Materials provided =>

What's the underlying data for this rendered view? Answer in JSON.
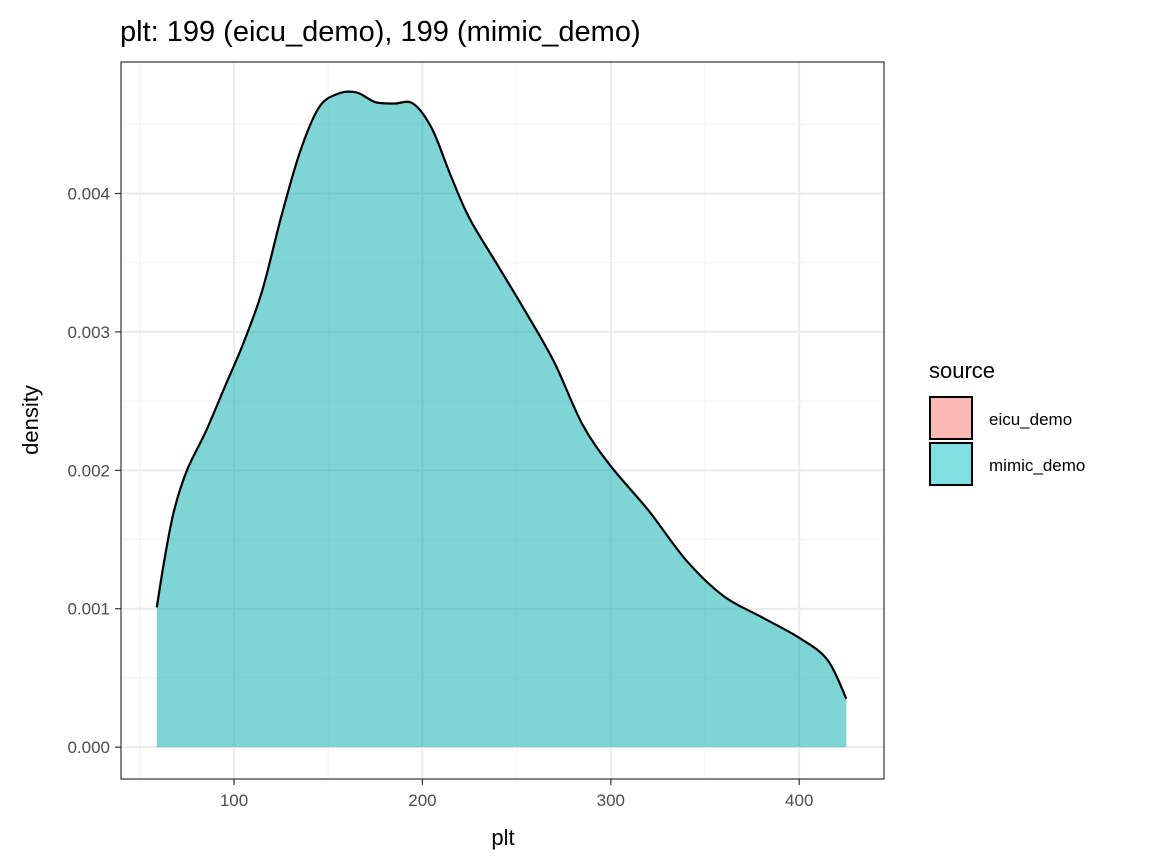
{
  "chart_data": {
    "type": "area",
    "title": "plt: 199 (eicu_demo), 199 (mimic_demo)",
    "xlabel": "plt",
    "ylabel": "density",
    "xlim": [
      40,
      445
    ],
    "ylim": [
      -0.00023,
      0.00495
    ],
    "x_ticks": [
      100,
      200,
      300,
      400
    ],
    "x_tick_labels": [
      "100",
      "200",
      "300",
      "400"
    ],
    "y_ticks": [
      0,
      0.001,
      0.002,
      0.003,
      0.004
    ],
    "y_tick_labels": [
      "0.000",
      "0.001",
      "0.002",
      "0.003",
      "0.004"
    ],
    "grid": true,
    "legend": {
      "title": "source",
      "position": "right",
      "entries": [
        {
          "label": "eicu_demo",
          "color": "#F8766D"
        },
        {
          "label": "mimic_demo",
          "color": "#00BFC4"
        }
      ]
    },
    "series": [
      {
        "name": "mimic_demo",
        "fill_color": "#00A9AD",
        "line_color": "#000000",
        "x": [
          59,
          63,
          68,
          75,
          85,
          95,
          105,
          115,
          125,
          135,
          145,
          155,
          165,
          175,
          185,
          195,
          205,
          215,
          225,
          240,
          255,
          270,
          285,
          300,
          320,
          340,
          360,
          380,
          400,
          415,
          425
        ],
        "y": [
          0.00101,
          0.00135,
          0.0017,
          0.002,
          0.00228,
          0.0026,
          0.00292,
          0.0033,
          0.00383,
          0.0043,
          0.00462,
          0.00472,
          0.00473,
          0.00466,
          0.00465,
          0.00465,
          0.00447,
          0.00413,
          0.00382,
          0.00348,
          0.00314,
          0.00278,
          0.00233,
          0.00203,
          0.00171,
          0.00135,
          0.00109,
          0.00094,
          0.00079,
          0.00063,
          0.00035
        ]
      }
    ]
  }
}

Set task =>
Print each record exactly as it stands, leaving the images out.

Result for this task =>
What's the underlying data for this rendered view? Answer in JSON.
{
  "chart_data": {
    "type": "area",
    "title": "plt: 199 (eicu_demo), 199 (mimic_demo)",
    "xlabel": "plt",
    "ylabel": "density",
    "xlim": [
      40,
      445
    ],
    "ylim": [
      -0.00023,
      0.00495
    ],
    "x_ticks": [
      100,
      200,
      300,
      400
    ],
    "x_tick_labels": [
      "100",
      "200",
      "300",
      "400"
    ],
    "y_ticks": [
      0,
      0.001,
      0.002,
      0.003,
      0.004
    ],
    "y_tick_labels": [
      "0.000",
      "0.001",
      "0.002",
      "0.003",
      "0.004"
    ],
    "grid": true,
    "legend": {
      "title": "source",
      "position": "right",
      "entries": [
        {
          "label": "eicu_demo",
          "color": "#F8766D"
        },
        {
          "label": "mimic_demo",
          "color": "#00BFC4"
        }
      ]
    },
    "series": [
      {
        "name": "mimic_demo",
        "fill_color": "#00A9AD",
        "line_color": "#000000",
        "x": [
          59,
          63,
          68,
          75,
          85,
          95,
          105,
          115,
          125,
          135,
          145,
          155,
          165,
          175,
          185,
          195,
          205,
          215,
          225,
          240,
          255,
          270,
          285,
          300,
          320,
          340,
          360,
          380,
          400,
          415,
          425
        ],
        "y": [
          0.00101,
          0.00135,
          0.0017,
          0.002,
          0.00228,
          0.0026,
          0.00292,
          0.0033,
          0.00383,
          0.0043,
          0.00462,
          0.00472,
          0.00473,
          0.00466,
          0.00465,
          0.00465,
          0.00447,
          0.00413,
          0.00382,
          0.00348,
          0.00314,
          0.00278,
          0.00233,
          0.00203,
          0.00171,
          0.00135,
          0.00109,
          0.00094,
          0.00079,
          0.00063,
          0.00035
        ]
      }
    ]
  }
}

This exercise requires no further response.